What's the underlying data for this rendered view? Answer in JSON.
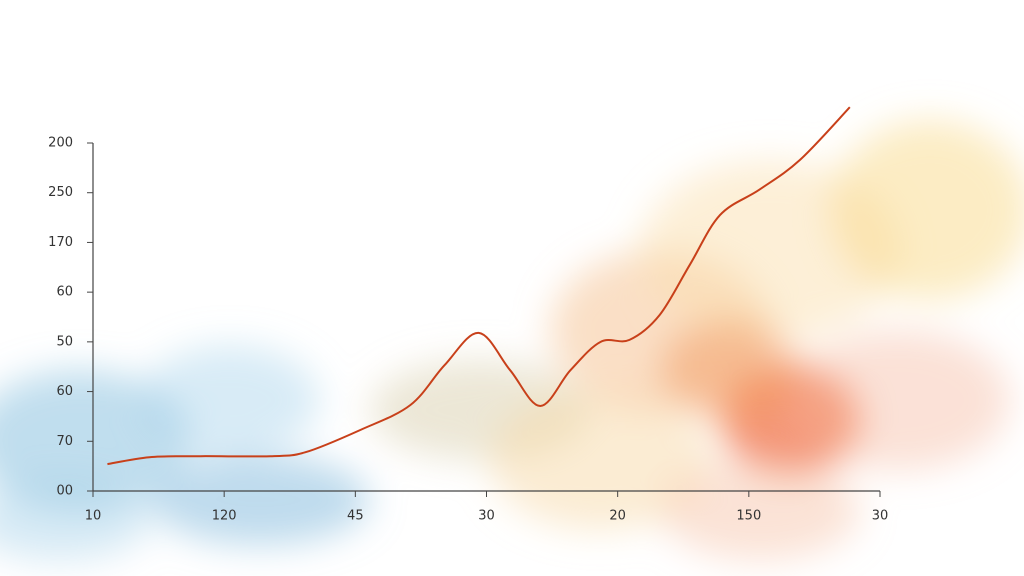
{
  "chart_data": {
    "type": "line",
    "x": [
      0.11,
      0.43,
      0.82,
      1.35,
      1.62,
      2.04,
      2.42,
      2.68,
      2.94,
      3.18,
      3.41,
      3.64,
      3.87,
      4.09,
      4.32,
      4.55,
      4.78,
      5.08,
      5.39,
      5.77
    ],
    "series": [
      {
        "color": "#c8401a",
        "values": [
          0.54,
          0.68,
          0.7,
          0.7,
          0.78,
          1.23,
          1.73,
          2.53,
          3.18,
          2.43,
          1.71,
          2.43,
          3.0,
          3.04,
          3.54,
          4.55,
          5.55,
          6.06,
          6.66,
          7.72
        ]
      }
    ],
    "xlim": [
      0,
      6
    ],
    "xticks": [
      {
        "value": 0,
        "label": "10"
      },
      {
        "value": 1,
        "label": "120"
      },
      {
        "value": 2,
        "label": "45"
      },
      {
        "value": 3,
        "label": "30"
      },
      {
        "value": 4,
        "label": "20"
      },
      {
        "value": 5,
        "label": "150"
      },
      {
        "value": 6,
        "label": "30"
      }
    ],
    "ylim": [
      0,
      7
    ],
    "yticks": [
      {
        "value": 0,
        "label": "00"
      },
      {
        "value": 1,
        "label": "70"
      },
      {
        "value": 2,
        "label": "60"
      },
      {
        "value": 3,
        "label": "50"
      },
      {
        "value": 4,
        "label": "60"
      },
      {
        "value": 5,
        "label": "170"
      },
      {
        "value": 6,
        "label": "250"
      },
      {
        "value": 7,
        "label": "200"
      }
    ]
  }
}
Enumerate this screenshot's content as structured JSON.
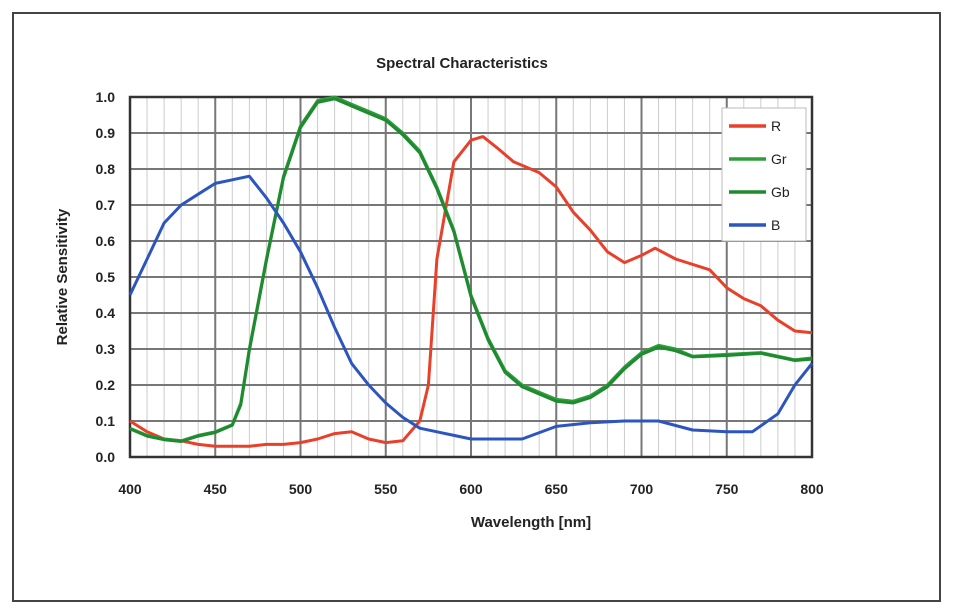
{
  "chart_data": {
    "type": "line",
    "title": "Spectral Characteristics",
    "xlabel": "Wavelength [nm]",
    "ylabel": "Relative Sensitivity",
    "xlim": [
      400,
      800
    ],
    "ylim": [
      0,
      1.0
    ],
    "xticks": [
      "400",
      "450",
      "500",
      "550",
      "600",
      "650",
      "700",
      "750",
      "800"
    ],
    "yticks": [
      "0.0",
      "0.1",
      "0.2",
      "0.3",
      "0.4",
      "0.5",
      "0.6",
      "0.7",
      "0.8",
      "0.9",
      "1.0"
    ],
    "grid": true,
    "legend_position": "top-right",
    "series": [
      {
        "name": "R",
        "color": "#e8402a",
        "points": [
          [
            400,
            0.1
          ],
          [
            410,
            0.07
          ],
          [
            420,
            0.05
          ],
          [
            430,
            0.045
          ],
          [
            440,
            0.035
          ],
          [
            450,
            0.03
          ],
          [
            460,
            0.03
          ],
          [
            470,
            0.03
          ],
          [
            480,
            0.035
          ],
          [
            490,
            0.035
          ],
          [
            500,
            0.04
          ],
          [
            510,
            0.05
          ],
          [
            520,
            0.065
          ],
          [
            530,
            0.07
          ],
          [
            540,
            0.05
          ],
          [
            550,
            0.04
          ],
          [
            560,
            0.045
          ],
          [
            570,
            0.1
          ],
          [
            575,
            0.2
          ],
          [
            580,
            0.55
          ],
          [
            590,
            0.82
          ],
          [
            600,
            0.88
          ],
          [
            607,
            0.89
          ],
          [
            615,
            0.86
          ],
          [
            625,
            0.82
          ],
          [
            640,
            0.79
          ],
          [
            650,
            0.75
          ],
          [
            660,
            0.68
          ],
          [
            670,
            0.63
          ],
          [
            680,
            0.57
          ],
          [
            690,
            0.54
          ],
          [
            700,
            0.56
          ],
          [
            708,
            0.58
          ],
          [
            720,
            0.55
          ],
          [
            740,
            0.52
          ],
          [
            750,
            0.47
          ],
          [
            760,
            0.44
          ],
          [
            770,
            0.42
          ],
          [
            780,
            0.38
          ],
          [
            790,
            0.35
          ],
          [
            800,
            0.345
          ]
        ]
      },
      {
        "name": "Gr",
        "color": "#2e9e3a",
        "points": [
          [
            400,
            0.08
          ],
          [
            410,
            0.06
          ],
          [
            420,
            0.05
          ],
          [
            430,
            0.045
          ],
          [
            440,
            0.06
          ],
          [
            450,
            0.07
          ],
          [
            460,
            0.09
          ],
          [
            465,
            0.15
          ],
          [
            470,
            0.3
          ],
          [
            480,
            0.55
          ],
          [
            490,
            0.78
          ],
          [
            500,
            0.92
          ],
          [
            510,
            0.99
          ],
          [
            520,
            1.0
          ],
          [
            530,
            0.98
          ],
          [
            540,
            0.96
          ],
          [
            550,
            0.94
          ],
          [
            560,
            0.9
          ],
          [
            570,
            0.85
          ],
          [
            580,
            0.75
          ],
          [
            590,
            0.63
          ],
          [
            600,
            0.45
          ],
          [
            610,
            0.33
          ],
          [
            620,
            0.24
          ],
          [
            630,
            0.2
          ],
          [
            640,
            0.18
          ],
          [
            650,
            0.16
          ],
          [
            660,
            0.155
          ],
          [
            670,
            0.17
          ],
          [
            680,
            0.2
          ],
          [
            690,
            0.25
          ],
          [
            700,
            0.29
          ],
          [
            710,
            0.31
          ],
          [
            720,
            0.3
          ],
          [
            730,
            0.28
          ],
          [
            750,
            0.285
          ],
          [
            770,
            0.29
          ],
          [
            780,
            0.28
          ],
          [
            790,
            0.27
          ],
          [
            800,
            0.275
          ]
        ]
      },
      {
        "name": "Gb",
        "color": "#1f8a30",
        "points": [
          [
            400,
            0.078
          ],
          [
            410,
            0.058
          ],
          [
            420,
            0.048
          ],
          [
            430,
            0.043
          ],
          [
            440,
            0.058
          ],
          [
            450,
            0.068
          ],
          [
            460,
            0.088
          ],
          [
            465,
            0.145
          ],
          [
            470,
            0.295
          ],
          [
            480,
            0.545
          ],
          [
            490,
            0.775
          ],
          [
            500,
            0.915
          ],
          [
            510,
            0.985
          ],
          [
            520,
            0.995
          ],
          [
            530,
            0.975
          ],
          [
            540,
            0.955
          ],
          [
            550,
            0.935
          ],
          [
            560,
            0.895
          ],
          [
            570,
            0.845
          ],
          [
            580,
            0.745
          ],
          [
            590,
            0.625
          ],
          [
            600,
            0.445
          ],
          [
            610,
            0.325
          ],
          [
            620,
            0.235
          ],
          [
            630,
            0.195
          ],
          [
            640,
            0.175
          ],
          [
            650,
            0.155
          ],
          [
            660,
            0.15
          ],
          [
            670,
            0.165
          ],
          [
            680,
            0.195
          ],
          [
            690,
            0.245
          ],
          [
            700,
            0.285
          ],
          [
            710,
            0.305
          ],
          [
            720,
            0.295
          ],
          [
            730,
            0.278
          ],
          [
            750,
            0.282
          ],
          [
            770,
            0.288
          ],
          [
            780,
            0.278
          ],
          [
            790,
            0.268
          ],
          [
            800,
            0.272
          ]
        ]
      },
      {
        "name": "B",
        "color": "#2d55c0",
        "points": [
          [
            400,
            0.45
          ],
          [
            410,
            0.55
          ],
          [
            420,
            0.65
          ],
          [
            430,
            0.7
          ],
          [
            440,
            0.73
          ],
          [
            450,
            0.76
          ],
          [
            460,
            0.77
          ],
          [
            470,
            0.78
          ],
          [
            480,
            0.72
          ],
          [
            490,
            0.65
          ],
          [
            500,
            0.57
          ],
          [
            510,
            0.47
          ],
          [
            520,
            0.36
          ],
          [
            530,
            0.26
          ],
          [
            540,
            0.2
          ],
          [
            550,
            0.15
          ],
          [
            560,
            0.11
          ],
          [
            570,
            0.08
          ],
          [
            580,
            0.07
          ],
          [
            590,
            0.06
          ],
          [
            600,
            0.05
          ],
          [
            620,
            0.05
          ],
          [
            630,
            0.05
          ],
          [
            650,
            0.085
          ],
          [
            670,
            0.095
          ],
          [
            690,
            0.1
          ],
          [
            710,
            0.1
          ],
          [
            730,
            0.075
          ],
          [
            750,
            0.07
          ],
          [
            765,
            0.07
          ],
          [
            780,
            0.12
          ],
          [
            790,
            0.2
          ],
          [
            800,
            0.26
          ]
        ]
      }
    ]
  }
}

::::

Where a line holds the string "color", copy that line.

Answer to this task:
        "color": "#c8401a",
        "color": "#e8402a",
        "color": "#2e9e3a",
        "color": "#1f8a30",
        "color": "#2d55c0",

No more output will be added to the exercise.